Copy every line from the data below in which the string "this" can be found.

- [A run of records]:
※ ※ ※

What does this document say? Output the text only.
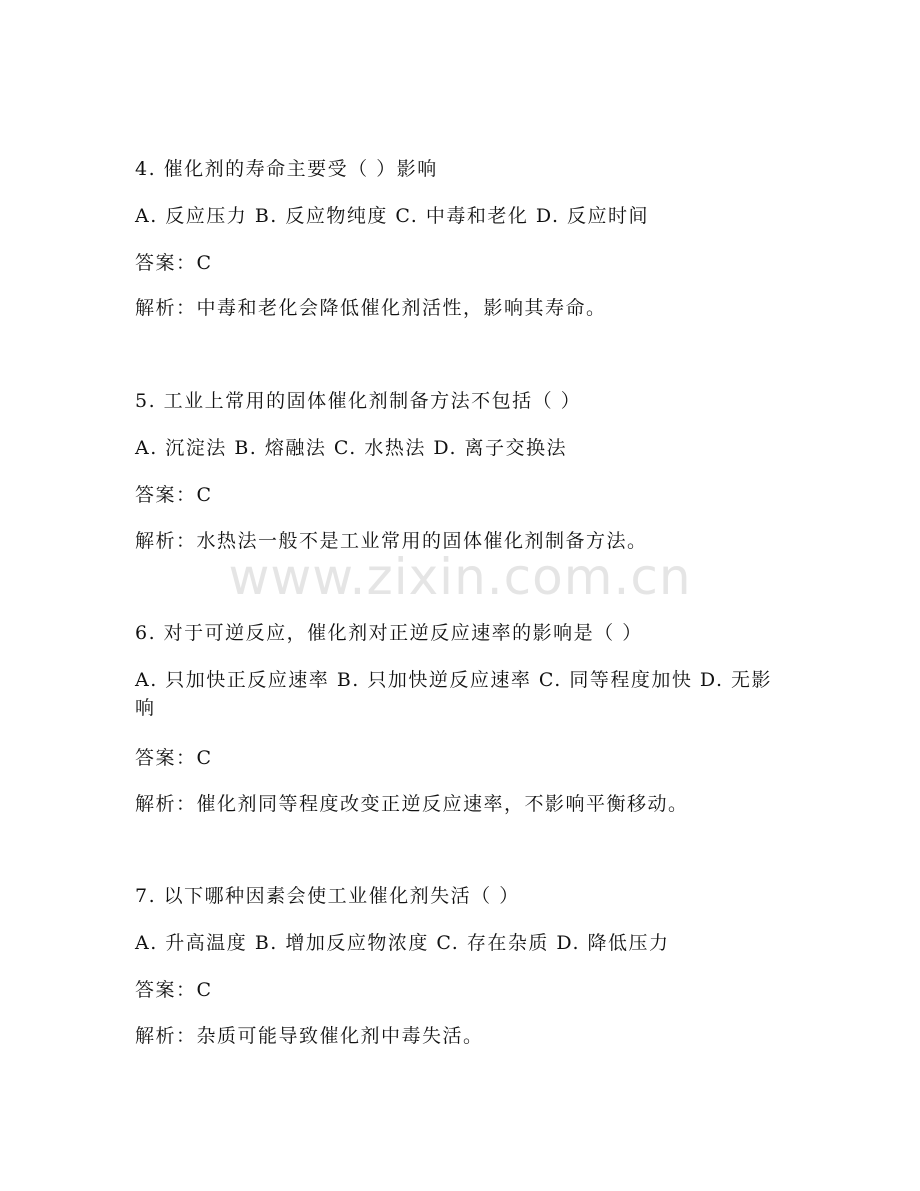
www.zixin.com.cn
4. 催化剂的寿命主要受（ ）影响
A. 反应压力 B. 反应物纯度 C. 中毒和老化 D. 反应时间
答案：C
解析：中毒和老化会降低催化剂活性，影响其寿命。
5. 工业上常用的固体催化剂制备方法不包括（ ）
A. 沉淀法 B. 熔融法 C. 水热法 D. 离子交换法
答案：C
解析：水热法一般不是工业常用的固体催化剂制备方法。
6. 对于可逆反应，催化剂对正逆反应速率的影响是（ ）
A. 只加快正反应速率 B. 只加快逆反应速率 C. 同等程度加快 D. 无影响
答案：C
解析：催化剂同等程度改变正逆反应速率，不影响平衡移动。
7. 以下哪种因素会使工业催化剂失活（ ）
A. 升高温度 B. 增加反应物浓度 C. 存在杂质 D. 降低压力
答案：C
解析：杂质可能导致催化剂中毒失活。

※ ※ ※

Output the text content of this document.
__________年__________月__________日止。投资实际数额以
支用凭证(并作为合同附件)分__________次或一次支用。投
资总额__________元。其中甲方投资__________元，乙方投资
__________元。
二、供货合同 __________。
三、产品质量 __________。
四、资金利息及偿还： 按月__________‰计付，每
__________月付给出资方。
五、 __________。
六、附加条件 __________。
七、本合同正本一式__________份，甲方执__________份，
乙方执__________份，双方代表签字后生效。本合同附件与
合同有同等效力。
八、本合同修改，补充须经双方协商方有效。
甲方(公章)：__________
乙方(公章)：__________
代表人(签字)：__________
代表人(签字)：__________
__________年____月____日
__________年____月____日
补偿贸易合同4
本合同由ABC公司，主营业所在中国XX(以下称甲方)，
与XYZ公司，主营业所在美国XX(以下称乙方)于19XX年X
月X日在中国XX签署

※ ※ ※

- [Exercise answer]:
What does this document say? Output the text only.
Output the text content of this document.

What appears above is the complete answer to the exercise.